[Opening Exercise materials section]
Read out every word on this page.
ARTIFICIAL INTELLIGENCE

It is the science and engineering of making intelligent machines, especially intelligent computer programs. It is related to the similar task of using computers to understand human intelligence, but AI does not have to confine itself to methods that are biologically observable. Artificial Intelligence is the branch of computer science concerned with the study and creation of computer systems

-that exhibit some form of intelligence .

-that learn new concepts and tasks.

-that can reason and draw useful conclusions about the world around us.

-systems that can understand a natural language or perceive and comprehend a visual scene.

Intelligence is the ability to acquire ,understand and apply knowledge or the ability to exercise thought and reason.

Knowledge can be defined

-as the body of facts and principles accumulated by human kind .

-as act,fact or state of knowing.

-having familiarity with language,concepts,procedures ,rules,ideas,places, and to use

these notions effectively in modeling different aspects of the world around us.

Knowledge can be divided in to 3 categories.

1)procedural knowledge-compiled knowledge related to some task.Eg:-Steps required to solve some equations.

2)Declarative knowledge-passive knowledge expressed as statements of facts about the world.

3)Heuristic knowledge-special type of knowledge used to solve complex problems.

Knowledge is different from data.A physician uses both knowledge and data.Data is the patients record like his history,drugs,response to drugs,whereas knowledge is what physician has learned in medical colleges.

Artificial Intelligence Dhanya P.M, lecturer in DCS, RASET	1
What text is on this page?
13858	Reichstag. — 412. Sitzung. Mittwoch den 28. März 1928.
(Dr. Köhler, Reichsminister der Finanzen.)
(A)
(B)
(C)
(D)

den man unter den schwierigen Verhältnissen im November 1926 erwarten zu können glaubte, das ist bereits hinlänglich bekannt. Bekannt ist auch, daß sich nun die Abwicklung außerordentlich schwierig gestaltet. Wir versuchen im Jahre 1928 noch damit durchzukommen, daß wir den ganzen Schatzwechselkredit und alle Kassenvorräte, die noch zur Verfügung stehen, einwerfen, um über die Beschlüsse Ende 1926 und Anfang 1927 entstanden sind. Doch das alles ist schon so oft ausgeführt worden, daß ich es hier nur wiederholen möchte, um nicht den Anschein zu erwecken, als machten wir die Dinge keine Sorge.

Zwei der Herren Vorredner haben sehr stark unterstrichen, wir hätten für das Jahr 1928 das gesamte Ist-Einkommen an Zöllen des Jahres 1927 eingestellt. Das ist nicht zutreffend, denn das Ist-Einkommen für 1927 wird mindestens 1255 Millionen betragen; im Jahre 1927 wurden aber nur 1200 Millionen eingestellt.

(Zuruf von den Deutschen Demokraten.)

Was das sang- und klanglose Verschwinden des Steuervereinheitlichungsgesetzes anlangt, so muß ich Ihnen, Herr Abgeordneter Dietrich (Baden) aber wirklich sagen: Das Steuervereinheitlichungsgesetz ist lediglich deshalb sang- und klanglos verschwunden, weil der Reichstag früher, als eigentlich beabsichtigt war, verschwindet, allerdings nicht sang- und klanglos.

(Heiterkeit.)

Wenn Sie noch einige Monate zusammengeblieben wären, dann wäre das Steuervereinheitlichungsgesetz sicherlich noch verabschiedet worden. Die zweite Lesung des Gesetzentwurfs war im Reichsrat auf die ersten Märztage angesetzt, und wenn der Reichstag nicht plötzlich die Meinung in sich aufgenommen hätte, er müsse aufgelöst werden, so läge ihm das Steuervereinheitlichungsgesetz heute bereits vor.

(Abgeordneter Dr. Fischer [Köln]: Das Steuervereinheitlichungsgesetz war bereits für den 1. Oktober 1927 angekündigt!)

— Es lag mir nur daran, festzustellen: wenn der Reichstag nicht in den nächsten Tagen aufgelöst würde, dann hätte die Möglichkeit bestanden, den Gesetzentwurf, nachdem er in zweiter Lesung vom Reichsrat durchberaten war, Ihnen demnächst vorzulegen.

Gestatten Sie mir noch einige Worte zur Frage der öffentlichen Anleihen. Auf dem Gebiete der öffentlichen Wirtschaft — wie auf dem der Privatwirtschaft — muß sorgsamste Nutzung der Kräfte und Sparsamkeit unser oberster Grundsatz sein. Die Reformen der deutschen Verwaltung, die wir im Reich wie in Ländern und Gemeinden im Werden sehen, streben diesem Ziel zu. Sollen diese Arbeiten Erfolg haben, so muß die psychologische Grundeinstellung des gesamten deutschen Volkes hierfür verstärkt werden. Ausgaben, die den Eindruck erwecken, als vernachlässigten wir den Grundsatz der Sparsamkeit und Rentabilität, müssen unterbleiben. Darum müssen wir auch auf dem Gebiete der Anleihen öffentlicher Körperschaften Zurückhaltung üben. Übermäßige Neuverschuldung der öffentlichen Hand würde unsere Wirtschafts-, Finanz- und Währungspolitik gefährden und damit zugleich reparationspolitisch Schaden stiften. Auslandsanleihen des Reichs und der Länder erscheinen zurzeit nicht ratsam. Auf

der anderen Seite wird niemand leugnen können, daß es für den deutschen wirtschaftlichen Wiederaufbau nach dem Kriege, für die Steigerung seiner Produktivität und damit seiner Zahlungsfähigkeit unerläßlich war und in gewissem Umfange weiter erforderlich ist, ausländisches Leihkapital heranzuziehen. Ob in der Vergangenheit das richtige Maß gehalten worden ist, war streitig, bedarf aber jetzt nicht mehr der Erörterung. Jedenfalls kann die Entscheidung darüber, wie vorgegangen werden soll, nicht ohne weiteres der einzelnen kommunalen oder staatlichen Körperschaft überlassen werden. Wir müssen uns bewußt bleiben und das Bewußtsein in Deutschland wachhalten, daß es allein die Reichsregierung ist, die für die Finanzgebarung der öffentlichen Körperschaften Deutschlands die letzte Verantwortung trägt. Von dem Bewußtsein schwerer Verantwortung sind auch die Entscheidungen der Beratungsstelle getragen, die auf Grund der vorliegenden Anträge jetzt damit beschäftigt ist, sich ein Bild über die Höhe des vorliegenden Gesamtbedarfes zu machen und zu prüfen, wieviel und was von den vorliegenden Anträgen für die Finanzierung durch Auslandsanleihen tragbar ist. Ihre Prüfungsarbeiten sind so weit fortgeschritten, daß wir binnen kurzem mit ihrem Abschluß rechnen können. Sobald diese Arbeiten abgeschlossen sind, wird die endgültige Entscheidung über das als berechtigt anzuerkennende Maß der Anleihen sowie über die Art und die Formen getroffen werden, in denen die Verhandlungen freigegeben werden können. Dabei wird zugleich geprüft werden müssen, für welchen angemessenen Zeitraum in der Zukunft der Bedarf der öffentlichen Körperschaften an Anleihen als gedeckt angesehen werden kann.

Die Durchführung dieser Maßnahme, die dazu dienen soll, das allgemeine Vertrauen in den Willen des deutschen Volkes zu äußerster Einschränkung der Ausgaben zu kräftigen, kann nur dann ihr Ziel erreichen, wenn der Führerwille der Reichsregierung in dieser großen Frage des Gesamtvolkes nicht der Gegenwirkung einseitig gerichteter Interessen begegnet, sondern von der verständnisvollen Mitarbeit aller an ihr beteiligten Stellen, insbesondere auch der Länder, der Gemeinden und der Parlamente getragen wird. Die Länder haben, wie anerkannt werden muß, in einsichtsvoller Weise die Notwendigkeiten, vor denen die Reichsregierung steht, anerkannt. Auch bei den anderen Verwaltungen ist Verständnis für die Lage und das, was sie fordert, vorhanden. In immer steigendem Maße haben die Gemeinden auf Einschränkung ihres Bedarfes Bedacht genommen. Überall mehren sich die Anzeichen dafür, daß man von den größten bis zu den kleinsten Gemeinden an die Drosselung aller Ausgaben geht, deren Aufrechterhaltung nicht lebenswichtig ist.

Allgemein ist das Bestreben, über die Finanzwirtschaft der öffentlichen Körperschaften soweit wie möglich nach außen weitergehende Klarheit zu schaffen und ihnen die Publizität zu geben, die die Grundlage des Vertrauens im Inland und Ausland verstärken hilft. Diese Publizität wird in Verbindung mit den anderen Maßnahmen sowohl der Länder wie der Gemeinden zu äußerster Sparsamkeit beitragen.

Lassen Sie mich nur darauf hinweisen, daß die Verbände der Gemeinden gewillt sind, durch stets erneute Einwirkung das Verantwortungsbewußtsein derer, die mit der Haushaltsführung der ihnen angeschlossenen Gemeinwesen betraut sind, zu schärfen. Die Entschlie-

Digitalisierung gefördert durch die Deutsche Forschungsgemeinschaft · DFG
[Closing Exercise materials section]
• [Problem statement]:
Whenever the word "this" appears in a line of the listing, copy out that line.

• [Response]:
Read out every word on this page.
What text is on this page?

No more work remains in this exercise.